[Stored records]
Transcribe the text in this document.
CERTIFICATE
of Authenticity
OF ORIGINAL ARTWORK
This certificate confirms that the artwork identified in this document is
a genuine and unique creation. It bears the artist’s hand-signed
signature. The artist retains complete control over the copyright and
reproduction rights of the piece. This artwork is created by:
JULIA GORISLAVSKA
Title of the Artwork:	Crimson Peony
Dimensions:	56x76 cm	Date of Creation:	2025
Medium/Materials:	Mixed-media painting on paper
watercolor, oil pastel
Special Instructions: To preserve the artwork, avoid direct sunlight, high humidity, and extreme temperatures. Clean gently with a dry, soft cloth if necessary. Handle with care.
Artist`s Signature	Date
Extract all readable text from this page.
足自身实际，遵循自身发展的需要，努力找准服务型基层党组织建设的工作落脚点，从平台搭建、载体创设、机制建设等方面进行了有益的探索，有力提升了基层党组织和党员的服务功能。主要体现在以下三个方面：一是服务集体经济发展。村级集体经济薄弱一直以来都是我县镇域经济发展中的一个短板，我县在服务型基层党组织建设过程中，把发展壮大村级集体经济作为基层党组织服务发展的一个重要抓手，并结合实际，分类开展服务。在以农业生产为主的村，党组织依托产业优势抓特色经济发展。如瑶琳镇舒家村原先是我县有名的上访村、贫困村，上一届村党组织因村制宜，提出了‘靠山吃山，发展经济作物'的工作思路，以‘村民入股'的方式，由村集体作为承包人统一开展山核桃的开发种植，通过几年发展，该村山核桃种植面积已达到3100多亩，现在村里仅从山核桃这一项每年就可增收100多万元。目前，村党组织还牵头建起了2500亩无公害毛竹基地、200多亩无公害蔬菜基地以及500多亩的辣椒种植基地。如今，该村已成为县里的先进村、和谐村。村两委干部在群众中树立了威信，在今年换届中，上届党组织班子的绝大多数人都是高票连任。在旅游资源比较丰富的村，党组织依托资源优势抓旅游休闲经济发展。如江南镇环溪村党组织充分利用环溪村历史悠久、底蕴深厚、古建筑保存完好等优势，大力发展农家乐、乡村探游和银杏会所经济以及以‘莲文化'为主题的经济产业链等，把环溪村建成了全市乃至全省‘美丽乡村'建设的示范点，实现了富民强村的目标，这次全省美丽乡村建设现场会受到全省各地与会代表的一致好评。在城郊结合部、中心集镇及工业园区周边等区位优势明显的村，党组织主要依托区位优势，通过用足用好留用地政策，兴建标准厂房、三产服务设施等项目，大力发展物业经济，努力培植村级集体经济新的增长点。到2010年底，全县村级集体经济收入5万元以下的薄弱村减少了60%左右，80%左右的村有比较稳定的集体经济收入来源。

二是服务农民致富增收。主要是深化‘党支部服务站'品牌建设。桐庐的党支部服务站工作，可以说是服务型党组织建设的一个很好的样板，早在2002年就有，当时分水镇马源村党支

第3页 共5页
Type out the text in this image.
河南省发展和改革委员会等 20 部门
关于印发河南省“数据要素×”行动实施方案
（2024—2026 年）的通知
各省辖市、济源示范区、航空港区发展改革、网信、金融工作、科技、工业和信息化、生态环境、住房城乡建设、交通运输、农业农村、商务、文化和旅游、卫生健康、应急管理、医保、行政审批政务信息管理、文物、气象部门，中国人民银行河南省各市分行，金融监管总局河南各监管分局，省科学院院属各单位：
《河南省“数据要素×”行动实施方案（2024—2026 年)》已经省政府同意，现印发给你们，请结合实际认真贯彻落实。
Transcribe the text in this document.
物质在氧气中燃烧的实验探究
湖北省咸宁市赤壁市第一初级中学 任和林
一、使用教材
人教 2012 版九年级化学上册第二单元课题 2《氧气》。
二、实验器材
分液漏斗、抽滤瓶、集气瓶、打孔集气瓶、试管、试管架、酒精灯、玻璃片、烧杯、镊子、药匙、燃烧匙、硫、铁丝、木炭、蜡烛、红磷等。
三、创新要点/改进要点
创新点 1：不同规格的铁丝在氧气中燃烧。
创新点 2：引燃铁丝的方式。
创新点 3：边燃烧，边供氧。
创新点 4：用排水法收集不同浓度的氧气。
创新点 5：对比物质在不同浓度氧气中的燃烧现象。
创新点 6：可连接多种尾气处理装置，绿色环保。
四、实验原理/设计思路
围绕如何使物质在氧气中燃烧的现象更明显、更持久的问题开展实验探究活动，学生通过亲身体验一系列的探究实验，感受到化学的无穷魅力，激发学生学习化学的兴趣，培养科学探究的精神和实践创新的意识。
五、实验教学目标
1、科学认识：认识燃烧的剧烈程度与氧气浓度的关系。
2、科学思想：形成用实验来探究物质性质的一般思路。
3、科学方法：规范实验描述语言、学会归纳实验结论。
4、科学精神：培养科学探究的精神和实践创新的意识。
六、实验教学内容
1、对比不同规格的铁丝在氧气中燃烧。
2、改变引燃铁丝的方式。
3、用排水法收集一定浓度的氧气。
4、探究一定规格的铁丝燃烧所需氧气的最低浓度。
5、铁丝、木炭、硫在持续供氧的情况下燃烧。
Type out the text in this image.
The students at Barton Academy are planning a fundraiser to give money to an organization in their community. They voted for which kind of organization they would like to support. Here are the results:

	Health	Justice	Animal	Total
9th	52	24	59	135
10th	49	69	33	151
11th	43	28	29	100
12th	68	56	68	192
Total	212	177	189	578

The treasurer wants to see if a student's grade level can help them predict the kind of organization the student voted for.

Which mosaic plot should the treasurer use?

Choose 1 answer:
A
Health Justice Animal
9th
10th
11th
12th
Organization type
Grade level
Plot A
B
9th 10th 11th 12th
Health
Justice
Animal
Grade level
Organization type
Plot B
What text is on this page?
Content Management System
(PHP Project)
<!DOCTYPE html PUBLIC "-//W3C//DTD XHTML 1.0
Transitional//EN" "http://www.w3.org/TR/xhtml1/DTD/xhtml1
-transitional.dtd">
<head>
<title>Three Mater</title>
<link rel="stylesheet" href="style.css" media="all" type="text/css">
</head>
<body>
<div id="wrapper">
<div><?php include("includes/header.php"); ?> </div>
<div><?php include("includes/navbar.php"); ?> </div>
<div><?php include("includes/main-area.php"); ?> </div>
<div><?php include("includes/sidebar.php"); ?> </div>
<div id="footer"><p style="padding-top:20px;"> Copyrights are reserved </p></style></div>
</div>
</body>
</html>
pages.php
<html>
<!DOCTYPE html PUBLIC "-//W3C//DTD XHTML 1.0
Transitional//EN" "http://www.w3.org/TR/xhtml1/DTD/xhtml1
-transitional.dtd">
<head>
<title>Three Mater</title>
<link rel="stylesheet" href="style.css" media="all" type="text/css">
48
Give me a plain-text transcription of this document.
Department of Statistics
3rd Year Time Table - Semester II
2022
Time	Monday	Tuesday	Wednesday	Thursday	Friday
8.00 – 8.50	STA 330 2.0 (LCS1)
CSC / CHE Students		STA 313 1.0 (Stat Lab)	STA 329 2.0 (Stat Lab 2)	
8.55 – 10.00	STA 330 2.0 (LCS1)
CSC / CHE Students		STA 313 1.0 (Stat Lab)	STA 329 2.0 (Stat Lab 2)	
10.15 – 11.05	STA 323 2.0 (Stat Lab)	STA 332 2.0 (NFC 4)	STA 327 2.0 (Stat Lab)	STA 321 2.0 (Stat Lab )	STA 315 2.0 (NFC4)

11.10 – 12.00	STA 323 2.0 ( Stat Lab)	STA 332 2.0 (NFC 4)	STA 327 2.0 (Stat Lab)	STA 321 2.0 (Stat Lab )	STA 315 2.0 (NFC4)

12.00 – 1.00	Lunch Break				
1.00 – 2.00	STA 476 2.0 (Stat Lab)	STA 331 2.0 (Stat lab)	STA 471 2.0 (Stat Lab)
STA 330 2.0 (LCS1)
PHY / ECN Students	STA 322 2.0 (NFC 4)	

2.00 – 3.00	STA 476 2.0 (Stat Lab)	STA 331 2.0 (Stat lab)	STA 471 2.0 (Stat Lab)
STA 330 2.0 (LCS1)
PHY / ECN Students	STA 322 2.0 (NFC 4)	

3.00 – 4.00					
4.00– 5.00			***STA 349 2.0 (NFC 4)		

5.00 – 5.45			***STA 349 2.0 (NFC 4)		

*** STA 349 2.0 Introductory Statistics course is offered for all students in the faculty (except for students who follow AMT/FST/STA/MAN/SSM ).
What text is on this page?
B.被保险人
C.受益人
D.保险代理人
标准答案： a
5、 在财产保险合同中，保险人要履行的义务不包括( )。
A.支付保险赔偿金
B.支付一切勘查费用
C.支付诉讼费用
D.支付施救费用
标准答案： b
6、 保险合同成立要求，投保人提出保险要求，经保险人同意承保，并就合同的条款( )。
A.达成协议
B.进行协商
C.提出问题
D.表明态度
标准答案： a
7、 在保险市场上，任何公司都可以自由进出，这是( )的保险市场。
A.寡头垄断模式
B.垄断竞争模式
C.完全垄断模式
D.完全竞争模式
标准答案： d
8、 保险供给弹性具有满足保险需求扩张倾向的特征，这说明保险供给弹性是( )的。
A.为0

STATED TASK: From the entries above, return each line with the word "Animal" in it.

OUTPUT BELOW:
	Health	Justice	Animal	Total
Health Justice Animal
Animal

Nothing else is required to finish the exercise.